BEGIN Records

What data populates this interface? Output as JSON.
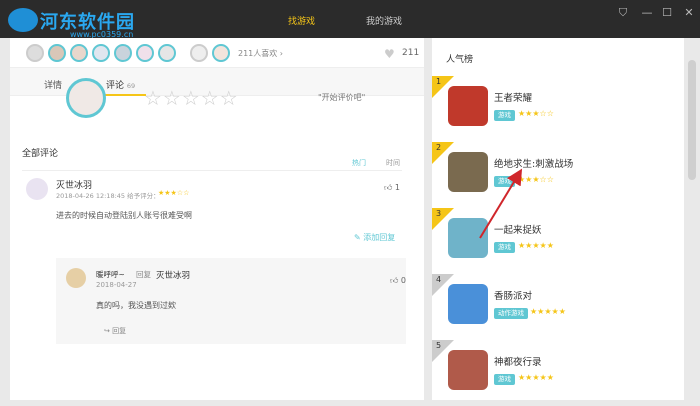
{
  "header": {
    "watermark": "河东软件园",
    "watermark_url": "www.pc0359.cn",
    "nav": [
      "找游戏",
      "我的游戏"
    ],
    "window_buttons": [
      "settings-icon",
      "minimize-icon",
      "maximize-icon",
      "close-icon"
    ]
  },
  "likes": {
    "count_text": "211人喜欢 ›",
    "heart_count": "211"
  },
  "tabs": [
    {
      "label": "详情"
    },
    {
      "label": "评论",
      "badge": "69"
    }
  ],
  "rating": {
    "stars": "☆☆☆☆☆",
    "hint": "\"开始评价吧\""
  },
  "comments": {
    "section_title": "全部评论",
    "sort": [
      "热门",
      "时间"
    ],
    "item": {
      "name": "灭世冰羽",
      "meta": "2018-04-26 12:18:45  给予评分：",
      "stars": "★★★☆☆",
      "likes": "1",
      "text": "进去的时候自动登陆别人账号很难受啊",
      "add_reply": "添加回复"
    },
    "reply": {
      "name": "暖呼呼~",
      "reply_word": "回复",
      "target": "灭世冰羽",
      "date": "2018-04-27",
      "likes": "0",
      "text": "真的吗，我没遇到过欸",
      "reply_btn": "回复"
    }
  },
  "popular": {
    "title": "人气榜",
    "items": [
      {
        "rank": "1",
        "name": "王者荣耀",
        "tag": "游戏",
        "stars": "★★★☆☆",
        "color": "#c0392b"
      },
      {
        "rank": "2",
        "name": "绝地求生:刺激战场",
        "tag": "游戏",
        "stars": "★★★☆☆",
        "color": "#7a6a4f"
      },
      {
        "rank": "3",
        "name": "一起来捉妖",
        "tag": "游戏",
        "stars": "★★★★★",
        "color": "#6fb3c9"
      },
      {
        "rank": "4",
        "name": "香肠派对",
        "tag": "动作游戏",
        "stars": "★★★★★",
        "color": "#4a90d9"
      },
      {
        "rank": "5",
        "name": "神都夜行录",
        "tag": "游戏",
        "stars": "★★★★★",
        "color": "#b05a4a"
      }
    ]
  },
  "colors": {
    "accent": "#f5c518",
    "teal": "#5fc7d3",
    "titlebar": "#2b2b2b",
    "arrow": "#d0262b"
  }
}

END Records

What you need to do: Every line that holds the word "name" should be extracted.

Task output:
      "name": "灭世冰羽",
      "name": "暖呼呼~",
        "name": "王者荣耀",
        "name": "绝地求生:刺激战场",
        "name": "一起来捉妖",
        "name": "香肠派对",
        "name": "神都夜行录",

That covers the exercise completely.